= Record set =
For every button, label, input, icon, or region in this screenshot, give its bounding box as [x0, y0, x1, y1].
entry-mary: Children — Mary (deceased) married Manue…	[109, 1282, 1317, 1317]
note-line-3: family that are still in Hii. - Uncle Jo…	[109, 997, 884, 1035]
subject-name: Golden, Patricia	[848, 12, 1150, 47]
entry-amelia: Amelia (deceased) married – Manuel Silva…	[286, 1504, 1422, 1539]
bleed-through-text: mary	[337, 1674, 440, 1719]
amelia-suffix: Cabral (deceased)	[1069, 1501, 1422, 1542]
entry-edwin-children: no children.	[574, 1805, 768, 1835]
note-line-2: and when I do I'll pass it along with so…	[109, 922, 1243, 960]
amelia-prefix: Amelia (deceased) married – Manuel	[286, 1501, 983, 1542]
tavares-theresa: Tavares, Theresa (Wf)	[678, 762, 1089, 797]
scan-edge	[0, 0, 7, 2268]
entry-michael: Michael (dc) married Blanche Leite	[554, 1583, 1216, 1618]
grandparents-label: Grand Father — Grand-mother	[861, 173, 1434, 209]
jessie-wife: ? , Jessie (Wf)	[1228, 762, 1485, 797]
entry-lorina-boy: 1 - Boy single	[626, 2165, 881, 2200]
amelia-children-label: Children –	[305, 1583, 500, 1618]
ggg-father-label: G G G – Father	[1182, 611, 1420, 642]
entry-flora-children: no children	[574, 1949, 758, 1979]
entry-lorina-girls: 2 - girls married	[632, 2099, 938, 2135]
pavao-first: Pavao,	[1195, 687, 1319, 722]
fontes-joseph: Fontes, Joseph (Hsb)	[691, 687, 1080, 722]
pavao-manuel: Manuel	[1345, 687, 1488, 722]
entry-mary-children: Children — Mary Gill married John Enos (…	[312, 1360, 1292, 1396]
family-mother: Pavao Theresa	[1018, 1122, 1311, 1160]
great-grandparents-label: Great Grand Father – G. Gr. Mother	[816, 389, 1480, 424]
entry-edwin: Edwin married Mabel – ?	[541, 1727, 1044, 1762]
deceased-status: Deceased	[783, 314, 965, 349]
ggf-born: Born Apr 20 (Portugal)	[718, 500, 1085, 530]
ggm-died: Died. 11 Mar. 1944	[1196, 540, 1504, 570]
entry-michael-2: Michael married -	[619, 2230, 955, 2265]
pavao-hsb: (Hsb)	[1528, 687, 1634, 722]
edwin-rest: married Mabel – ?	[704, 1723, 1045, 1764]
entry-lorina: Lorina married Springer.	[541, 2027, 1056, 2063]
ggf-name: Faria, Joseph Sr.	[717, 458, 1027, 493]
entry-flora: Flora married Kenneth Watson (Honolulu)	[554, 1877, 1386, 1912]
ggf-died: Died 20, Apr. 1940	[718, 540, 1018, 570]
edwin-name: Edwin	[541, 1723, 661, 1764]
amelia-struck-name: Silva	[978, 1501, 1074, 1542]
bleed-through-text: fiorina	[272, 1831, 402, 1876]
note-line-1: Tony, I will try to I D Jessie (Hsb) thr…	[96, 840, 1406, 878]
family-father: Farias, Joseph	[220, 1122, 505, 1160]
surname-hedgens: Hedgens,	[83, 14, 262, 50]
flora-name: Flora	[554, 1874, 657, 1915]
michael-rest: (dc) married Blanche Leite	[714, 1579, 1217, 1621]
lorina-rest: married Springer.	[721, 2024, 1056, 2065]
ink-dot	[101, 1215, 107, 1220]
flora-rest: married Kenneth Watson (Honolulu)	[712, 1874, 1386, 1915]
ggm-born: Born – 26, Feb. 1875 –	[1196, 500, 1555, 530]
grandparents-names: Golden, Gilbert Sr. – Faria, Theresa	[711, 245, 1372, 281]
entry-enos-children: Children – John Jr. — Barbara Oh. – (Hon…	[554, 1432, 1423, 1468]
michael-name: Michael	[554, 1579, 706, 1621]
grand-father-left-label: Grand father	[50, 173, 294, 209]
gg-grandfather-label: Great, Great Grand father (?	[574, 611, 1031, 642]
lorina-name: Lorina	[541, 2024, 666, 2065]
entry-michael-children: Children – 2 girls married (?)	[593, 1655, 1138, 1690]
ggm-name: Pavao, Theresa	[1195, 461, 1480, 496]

= What is needed =
Copy out every entry above word for word, keeping each line as it appears.

= Reply to the task =
For every button, label, input, icon, or region in this screenshot, give its bounding box as [x0, y0, x1, y1].
entry-mary: Children — Mary (deceased) married Manue…	[109, 1282, 1317, 1317]
note-line-3: family that are still in Hii. - Uncle Jo…	[109, 997, 884, 1035]
subject-name: Golden, Patricia	[848, 12, 1150, 47]
entry-amelia: Amelia (deceased) married – Manuel Silva…	[286, 1504, 1422, 1539]
bleed-through-text: mary	[337, 1674, 440, 1719]
amelia-suffix: Cabral (deceased)	[1069, 1501, 1422, 1542]
entry-edwin-children: no children.	[574, 1805, 768, 1835]
note-line-2: and when I do I'll pass it along with so…	[109, 922, 1243, 960]
amelia-prefix: Amelia (deceased) married – Manuel	[286, 1501, 983, 1542]
tavares-theresa: Tavares, Theresa (Wf)	[678, 762, 1089, 797]
scan-edge	[0, 0, 7, 2268]
entry-michael: Michael (dc) married Blanche Leite	[554, 1583, 1216, 1618]
grandparents-label: Grand Father — Grand-mother	[861, 173, 1434, 209]
jessie-wife: ? , Jessie (Wf)	[1228, 762, 1485, 797]
entry-lorina-boy: 1 - Boy single	[626, 2165, 881, 2200]
amelia-children-label: Children –	[305, 1583, 500, 1618]
ggg-father-label: G G G – Father	[1182, 611, 1420, 642]
entry-flora-children: no children	[574, 1949, 758, 1979]
entry-lorina-girls: 2 - girls married	[632, 2099, 938, 2135]
pavao-first: Pavao,	[1195, 687, 1319, 722]
fontes-joseph: Fontes, Joseph (Hsb)	[691, 687, 1080, 722]
pavao-manuel: Manuel	[1345, 687, 1488, 722]
entry-mary-children: Children — Mary Gill married John Enos (…	[312, 1360, 1292, 1396]
family-mother: Pavao Theresa	[1018, 1122, 1311, 1160]
great-grandparents-label: Great Grand Father – G. Gr. Mother	[816, 389, 1480, 424]
entry-edwin: Edwin married Mabel – ?	[541, 1727, 1044, 1762]
deceased-status: Deceased	[783, 314, 965, 349]
ggf-born: Born Apr 20 (Portugal)	[718, 500, 1085, 530]
ggm-died: Died. 11 Mar. 1944	[1196, 540, 1504, 570]
entry-michael-2: Michael married -	[619, 2230, 955, 2265]
pavao-hsb: (Hsb)	[1528, 687, 1634, 722]
edwin-rest: married Mabel – ?	[704, 1723, 1045, 1764]
entry-lorina: Lorina married Springer.	[541, 2027, 1056, 2063]
ggf-name: Faria, Joseph Sr.	[717, 458, 1027, 493]
entry-flora: Flora married Kenneth Watson (Honolulu)	[554, 1877, 1386, 1912]
ggf-died: Died 20, Apr. 1940	[718, 540, 1018, 570]
edwin-name: Edwin	[541, 1723, 661, 1764]
amelia-struck-name: Silva	[978, 1501, 1074, 1542]
bleed-through-text: fiorina	[272, 1831, 402, 1876]
note-line-1: Tony, I will try to I D Jessie (Hsb) thr…	[96, 840, 1406, 878]
family-father: Farias, Joseph	[220, 1122, 505, 1160]
surname-hedgens: Hedgens,	[83, 14, 262, 50]
flora-name: Flora	[554, 1874, 657, 1915]
michael-rest: (dc) married Blanche Leite	[714, 1579, 1217, 1621]
lorina-rest: married Springer.	[721, 2024, 1056, 2065]
ink-dot	[101, 1215, 107, 1220]
flora-rest: married Kenneth Watson (Honolulu)	[712, 1874, 1386, 1915]
ggm-born: Born – 26, Feb. 1875 –	[1196, 500, 1555, 530]
grandparents-names: Golden, Gilbert Sr. – Faria, Theresa	[711, 245, 1372, 281]
entry-enos-children: Children – John Jr. — Barbara Oh. – (Hon…	[554, 1432, 1423, 1468]
michael-name: Michael	[554, 1579, 706, 1621]
grand-father-left-label: Grand father	[50, 173, 294, 209]
gg-grandfather-label: Great, Great Grand father (?	[574, 611, 1031, 642]
lorina-name: Lorina	[541, 2024, 666, 2065]
entry-michael-children: Children – 2 girls married (?)	[593, 1655, 1138, 1690]
ggm-name: Pavao, Theresa	[1195, 461, 1480, 496]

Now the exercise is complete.